What is expected:
Copy out each line featuring the string "domyh" from the entries beneath.

Data items
====

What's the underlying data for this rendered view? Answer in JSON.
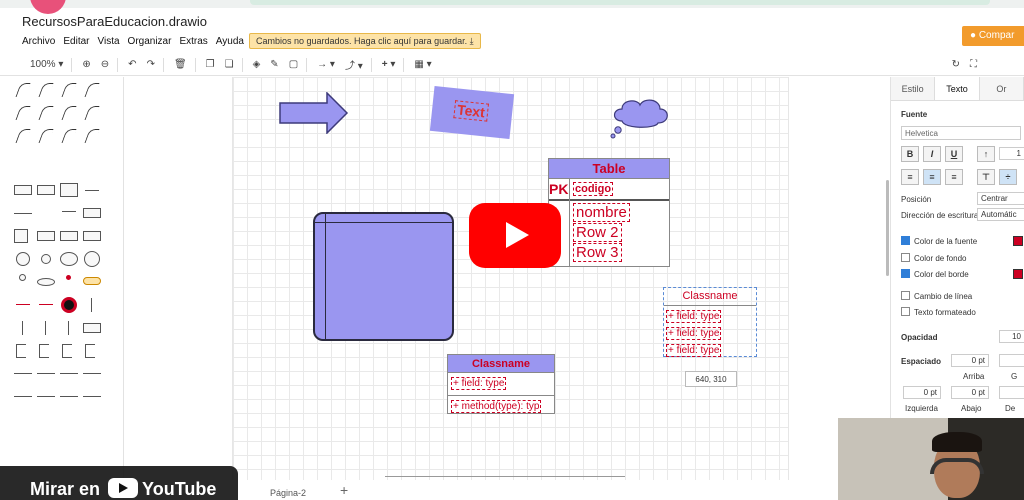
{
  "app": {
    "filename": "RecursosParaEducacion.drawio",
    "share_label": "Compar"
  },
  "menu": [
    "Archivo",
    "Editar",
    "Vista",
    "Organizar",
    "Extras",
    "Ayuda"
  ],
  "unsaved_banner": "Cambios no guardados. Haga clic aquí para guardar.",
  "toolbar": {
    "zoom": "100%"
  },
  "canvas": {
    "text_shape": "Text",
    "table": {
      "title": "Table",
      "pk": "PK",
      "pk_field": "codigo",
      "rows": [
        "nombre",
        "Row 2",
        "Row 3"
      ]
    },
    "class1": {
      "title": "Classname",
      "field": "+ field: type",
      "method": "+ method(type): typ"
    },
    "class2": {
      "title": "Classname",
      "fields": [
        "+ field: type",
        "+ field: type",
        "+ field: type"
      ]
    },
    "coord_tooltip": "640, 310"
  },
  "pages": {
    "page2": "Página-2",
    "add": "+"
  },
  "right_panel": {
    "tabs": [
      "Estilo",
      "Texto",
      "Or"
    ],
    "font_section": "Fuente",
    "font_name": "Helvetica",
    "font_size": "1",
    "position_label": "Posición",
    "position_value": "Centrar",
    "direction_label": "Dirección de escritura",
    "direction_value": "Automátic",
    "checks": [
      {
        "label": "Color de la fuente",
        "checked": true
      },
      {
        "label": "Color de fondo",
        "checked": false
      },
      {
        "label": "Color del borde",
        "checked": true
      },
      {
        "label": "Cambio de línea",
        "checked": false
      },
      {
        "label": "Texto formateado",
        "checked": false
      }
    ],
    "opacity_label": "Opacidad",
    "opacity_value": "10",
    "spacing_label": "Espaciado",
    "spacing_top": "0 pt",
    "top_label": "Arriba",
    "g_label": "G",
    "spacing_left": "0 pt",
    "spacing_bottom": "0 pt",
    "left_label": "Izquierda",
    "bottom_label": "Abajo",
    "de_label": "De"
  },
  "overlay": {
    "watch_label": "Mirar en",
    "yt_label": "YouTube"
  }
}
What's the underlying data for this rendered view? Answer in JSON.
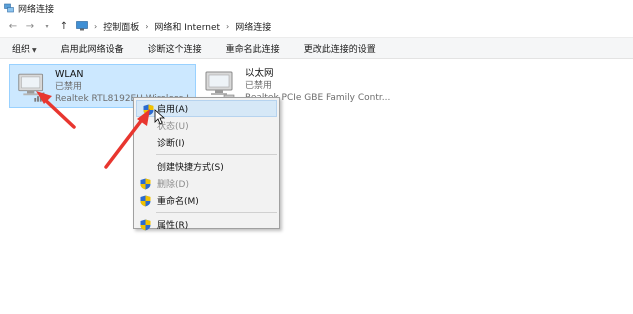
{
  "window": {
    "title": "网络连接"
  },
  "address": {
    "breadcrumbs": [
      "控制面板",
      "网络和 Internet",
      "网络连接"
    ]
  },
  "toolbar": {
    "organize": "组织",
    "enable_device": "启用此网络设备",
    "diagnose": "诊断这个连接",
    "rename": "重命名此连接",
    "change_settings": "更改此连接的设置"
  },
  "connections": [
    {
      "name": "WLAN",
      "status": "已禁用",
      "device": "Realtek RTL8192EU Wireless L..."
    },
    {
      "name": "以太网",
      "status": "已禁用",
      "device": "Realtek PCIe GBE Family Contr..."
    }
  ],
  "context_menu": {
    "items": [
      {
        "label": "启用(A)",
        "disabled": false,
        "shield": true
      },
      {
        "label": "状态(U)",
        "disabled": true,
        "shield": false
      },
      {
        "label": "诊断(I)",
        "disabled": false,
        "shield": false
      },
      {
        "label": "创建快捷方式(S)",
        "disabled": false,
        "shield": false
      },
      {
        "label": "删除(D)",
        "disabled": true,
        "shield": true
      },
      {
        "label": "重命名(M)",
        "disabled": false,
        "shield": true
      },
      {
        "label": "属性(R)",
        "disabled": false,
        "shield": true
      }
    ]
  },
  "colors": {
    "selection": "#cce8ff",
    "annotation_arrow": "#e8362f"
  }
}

====

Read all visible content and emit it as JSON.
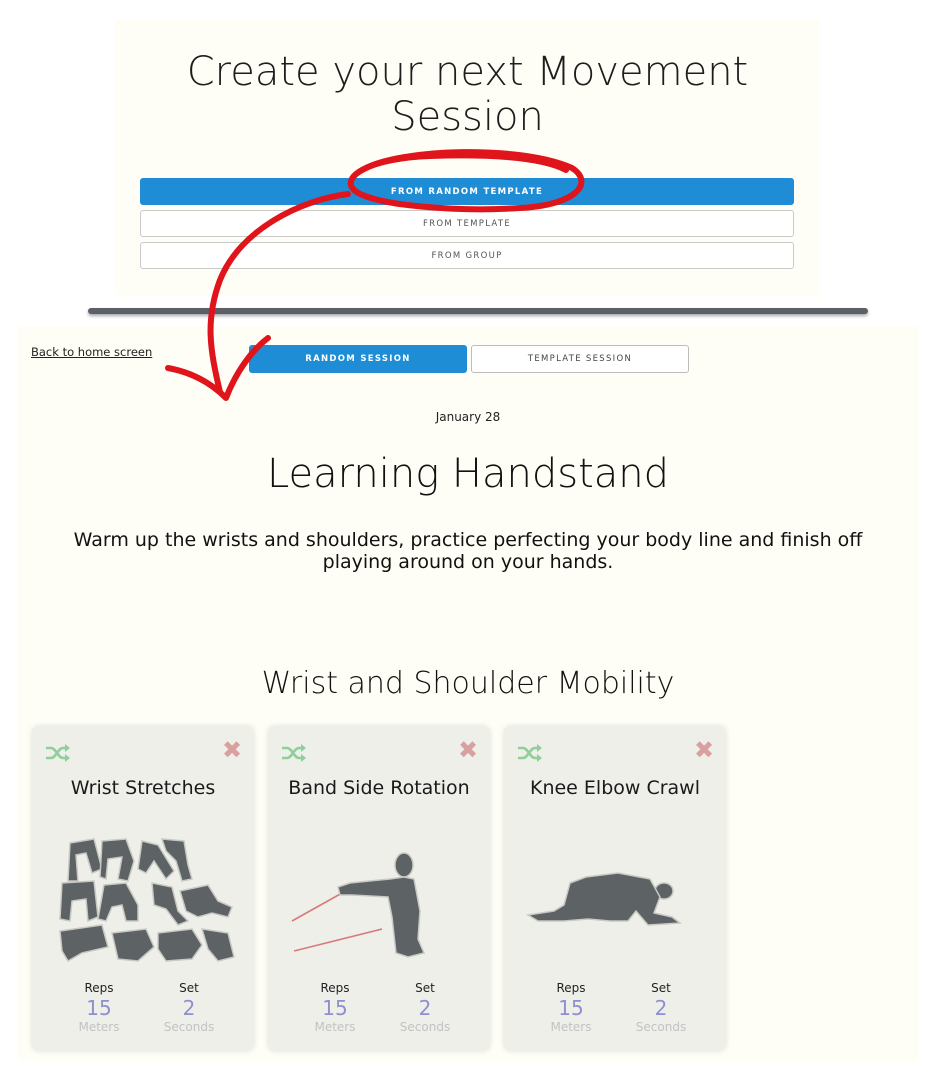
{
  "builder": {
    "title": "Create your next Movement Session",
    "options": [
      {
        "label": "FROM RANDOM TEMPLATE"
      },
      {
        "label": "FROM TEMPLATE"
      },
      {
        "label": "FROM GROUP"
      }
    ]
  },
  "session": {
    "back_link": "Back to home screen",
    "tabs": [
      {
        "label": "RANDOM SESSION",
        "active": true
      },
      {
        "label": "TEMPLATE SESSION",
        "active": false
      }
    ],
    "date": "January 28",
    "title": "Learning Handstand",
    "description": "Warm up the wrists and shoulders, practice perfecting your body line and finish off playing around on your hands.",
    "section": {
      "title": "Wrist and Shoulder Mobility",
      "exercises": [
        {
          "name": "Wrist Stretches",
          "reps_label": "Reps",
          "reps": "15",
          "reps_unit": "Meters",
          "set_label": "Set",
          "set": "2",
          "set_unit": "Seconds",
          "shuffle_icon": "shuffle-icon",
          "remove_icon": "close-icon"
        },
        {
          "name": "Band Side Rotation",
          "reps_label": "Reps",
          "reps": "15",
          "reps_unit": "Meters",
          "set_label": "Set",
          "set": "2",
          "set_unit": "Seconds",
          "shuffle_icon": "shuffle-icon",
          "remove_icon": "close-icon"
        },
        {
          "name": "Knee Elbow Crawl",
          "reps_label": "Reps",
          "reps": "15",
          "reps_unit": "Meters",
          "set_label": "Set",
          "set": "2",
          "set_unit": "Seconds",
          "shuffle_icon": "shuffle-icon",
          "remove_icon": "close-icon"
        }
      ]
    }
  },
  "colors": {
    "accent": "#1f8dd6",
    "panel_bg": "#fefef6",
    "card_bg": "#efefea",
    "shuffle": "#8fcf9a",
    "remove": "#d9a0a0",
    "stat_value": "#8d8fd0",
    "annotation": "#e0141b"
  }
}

====

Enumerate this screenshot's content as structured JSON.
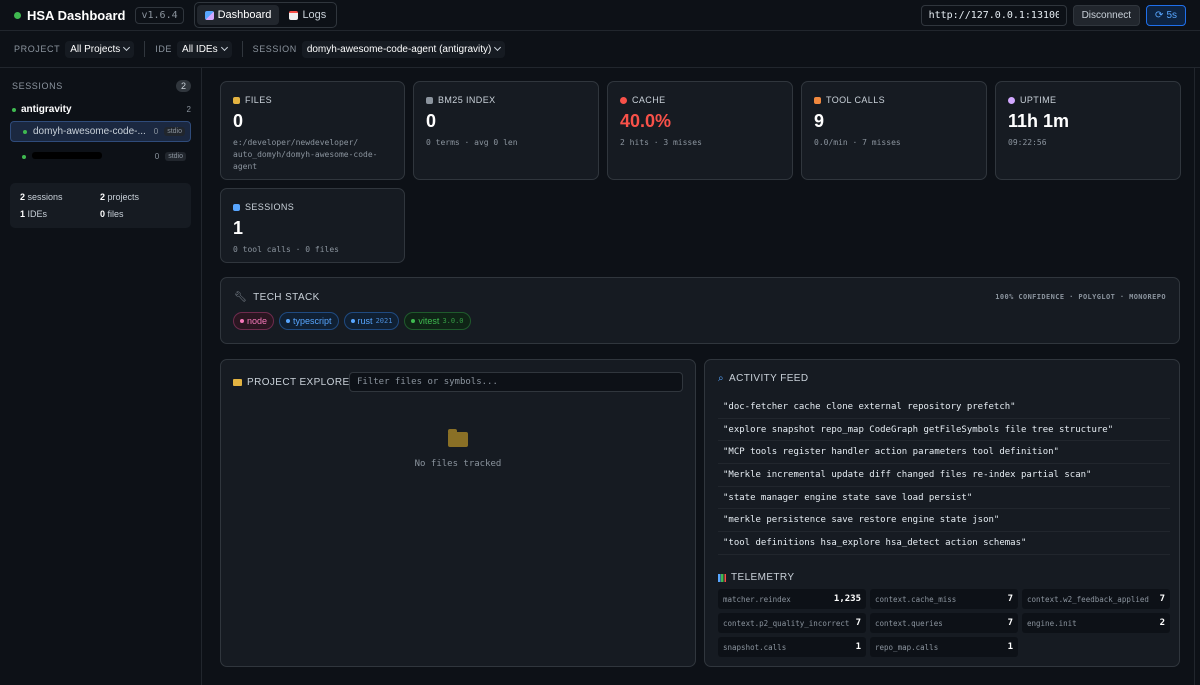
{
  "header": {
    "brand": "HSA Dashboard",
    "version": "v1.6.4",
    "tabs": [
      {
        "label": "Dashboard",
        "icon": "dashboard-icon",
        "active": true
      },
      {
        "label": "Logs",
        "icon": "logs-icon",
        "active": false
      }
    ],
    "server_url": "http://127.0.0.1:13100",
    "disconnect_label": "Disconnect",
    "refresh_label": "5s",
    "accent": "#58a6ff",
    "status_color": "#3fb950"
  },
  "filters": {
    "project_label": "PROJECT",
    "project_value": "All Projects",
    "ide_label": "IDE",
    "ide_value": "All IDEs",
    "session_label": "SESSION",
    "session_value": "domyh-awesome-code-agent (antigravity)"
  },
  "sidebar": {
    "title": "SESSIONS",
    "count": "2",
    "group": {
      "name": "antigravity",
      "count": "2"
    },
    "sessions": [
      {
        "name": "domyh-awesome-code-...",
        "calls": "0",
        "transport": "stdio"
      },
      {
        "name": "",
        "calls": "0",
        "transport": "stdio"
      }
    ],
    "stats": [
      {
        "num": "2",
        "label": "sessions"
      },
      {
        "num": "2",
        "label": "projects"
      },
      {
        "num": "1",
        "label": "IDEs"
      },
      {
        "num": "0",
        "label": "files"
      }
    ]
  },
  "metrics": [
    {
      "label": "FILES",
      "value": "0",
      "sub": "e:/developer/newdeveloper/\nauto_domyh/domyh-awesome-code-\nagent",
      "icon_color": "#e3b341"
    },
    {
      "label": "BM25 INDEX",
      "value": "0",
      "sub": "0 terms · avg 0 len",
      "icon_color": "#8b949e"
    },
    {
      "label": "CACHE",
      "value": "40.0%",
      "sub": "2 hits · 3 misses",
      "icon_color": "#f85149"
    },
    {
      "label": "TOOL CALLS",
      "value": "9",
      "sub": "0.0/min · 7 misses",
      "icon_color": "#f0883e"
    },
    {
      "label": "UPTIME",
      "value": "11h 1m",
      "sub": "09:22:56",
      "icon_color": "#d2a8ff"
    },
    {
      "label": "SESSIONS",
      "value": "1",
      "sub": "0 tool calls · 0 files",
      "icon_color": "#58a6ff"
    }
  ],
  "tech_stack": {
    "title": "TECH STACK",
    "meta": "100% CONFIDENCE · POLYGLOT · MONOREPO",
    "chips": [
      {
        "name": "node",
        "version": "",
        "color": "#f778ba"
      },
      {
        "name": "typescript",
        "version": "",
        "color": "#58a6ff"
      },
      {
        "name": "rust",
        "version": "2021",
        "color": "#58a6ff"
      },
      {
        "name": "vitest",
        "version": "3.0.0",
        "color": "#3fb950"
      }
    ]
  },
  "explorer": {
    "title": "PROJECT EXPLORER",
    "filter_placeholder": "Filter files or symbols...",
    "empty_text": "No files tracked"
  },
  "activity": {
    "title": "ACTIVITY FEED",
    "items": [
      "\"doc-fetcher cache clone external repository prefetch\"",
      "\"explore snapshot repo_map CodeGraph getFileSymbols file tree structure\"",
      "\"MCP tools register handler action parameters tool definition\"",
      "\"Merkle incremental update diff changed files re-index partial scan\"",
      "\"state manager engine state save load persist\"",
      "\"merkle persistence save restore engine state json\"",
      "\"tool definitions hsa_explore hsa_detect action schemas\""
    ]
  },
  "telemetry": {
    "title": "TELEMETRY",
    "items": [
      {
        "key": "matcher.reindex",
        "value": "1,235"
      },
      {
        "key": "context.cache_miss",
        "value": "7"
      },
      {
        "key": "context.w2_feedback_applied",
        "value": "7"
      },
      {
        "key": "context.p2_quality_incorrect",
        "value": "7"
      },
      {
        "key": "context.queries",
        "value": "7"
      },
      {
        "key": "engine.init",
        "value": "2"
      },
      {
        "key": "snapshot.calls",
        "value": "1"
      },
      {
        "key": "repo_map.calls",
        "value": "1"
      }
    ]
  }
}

====

Response below:
    "session_value": "domyh-awesome-code-agent (antigravity)"
        "name": "domyh-awesome-code-...",
      "sub": "e:/developer/newdeveloper/\nauto_domyh/domyh-awesome-code-\nagent",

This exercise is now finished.